### TASK INPUTS:
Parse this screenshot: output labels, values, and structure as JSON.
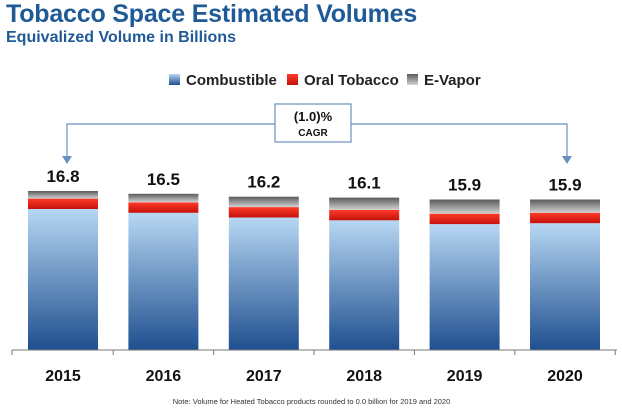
{
  "title": "Tobacco Space Estimated Volumes",
  "subtitle": "Equivalized Volume in Billions",
  "note": "Note: Volume for Heated Tobacco products rounded to 0.0 billion for 2019 and 2020",
  "annotation": {
    "value": "(1.0)%",
    "label": "CAGR"
  },
  "colors": {
    "combustible_top": "#b7d7f3",
    "combustible_bottom": "#1f4f8f",
    "oral_top": "#ff3a28",
    "oral_bottom": "#c4120c",
    "evapor_top": "#5a5a5a",
    "evapor_bottom": "#d2d2d2",
    "arrow": "#6a8fbf"
  },
  "chart_data": {
    "type": "bar",
    "stacked": true,
    "categories": [
      "2015",
      "2016",
      "2017",
      "2018",
      "2019",
      "2020"
    ],
    "totals": [
      "16.8",
      "16.5",
      "16.2",
      "16.1",
      "15.9",
      "15.9"
    ],
    "series": [
      {
        "name": "Combustible",
        "values": [
          14.9,
          14.5,
          14.0,
          13.7,
          13.3,
          13.4
        ]
      },
      {
        "name": "Oral Tobacco",
        "values": [
          1.1,
          1.1,
          1.1,
          1.1,
          1.1,
          1.1
        ]
      },
      {
        "name": "E-Vapor",
        "values": [
          0.8,
          0.9,
          1.1,
          1.3,
          1.5,
          1.4
        ]
      }
    ],
    "ylim": [
      0,
      16.8
    ],
    "legend_position": "top",
    "grid": false
  }
}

### AIM:
Leave the pictures out and reproduce each record exactly as written.

### WRITTEN SOLUTION:
Parse this screenshot: output labels, values, and structure as JSON.
{
  "title": "Tobacco Space Estimated Volumes",
  "subtitle": "Equivalized Volume in Billions",
  "note": "Note: Volume for Heated Tobacco products rounded to 0.0 billion for 2019 and 2020",
  "annotation": {
    "value": "(1.0)%",
    "label": "CAGR"
  },
  "colors": {
    "combustible_top": "#b7d7f3",
    "combustible_bottom": "#1f4f8f",
    "oral_top": "#ff3a28",
    "oral_bottom": "#c4120c",
    "evapor_top": "#5a5a5a",
    "evapor_bottom": "#d2d2d2",
    "arrow": "#6a8fbf"
  },
  "chart_data": {
    "type": "bar",
    "stacked": true,
    "categories": [
      "2015",
      "2016",
      "2017",
      "2018",
      "2019",
      "2020"
    ],
    "totals": [
      "16.8",
      "16.5",
      "16.2",
      "16.1",
      "15.9",
      "15.9"
    ],
    "series": [
      {
        "name": "Combustible",
        "values": [
          14.9,
          14.5,
          14.0,
          13.7,
          13.3,
          13.4
        ]
      },
      {
        "name": "Oral Tobacco",
        "values": [
          1.1,
          1.1,
          1.1,
          1.1,
          1.1,
          1.1
        ]
      },
      {
        "name": "E-Vapor",
        "values": [
          0.8,
          0.9,
          1.1,
          1.3,
          1.5,
          1.4
        ]
      }
    ],
    "ylim": [
      0,
      16.8
    ],
    "legend_position": "top",
    "grid": false
  }
}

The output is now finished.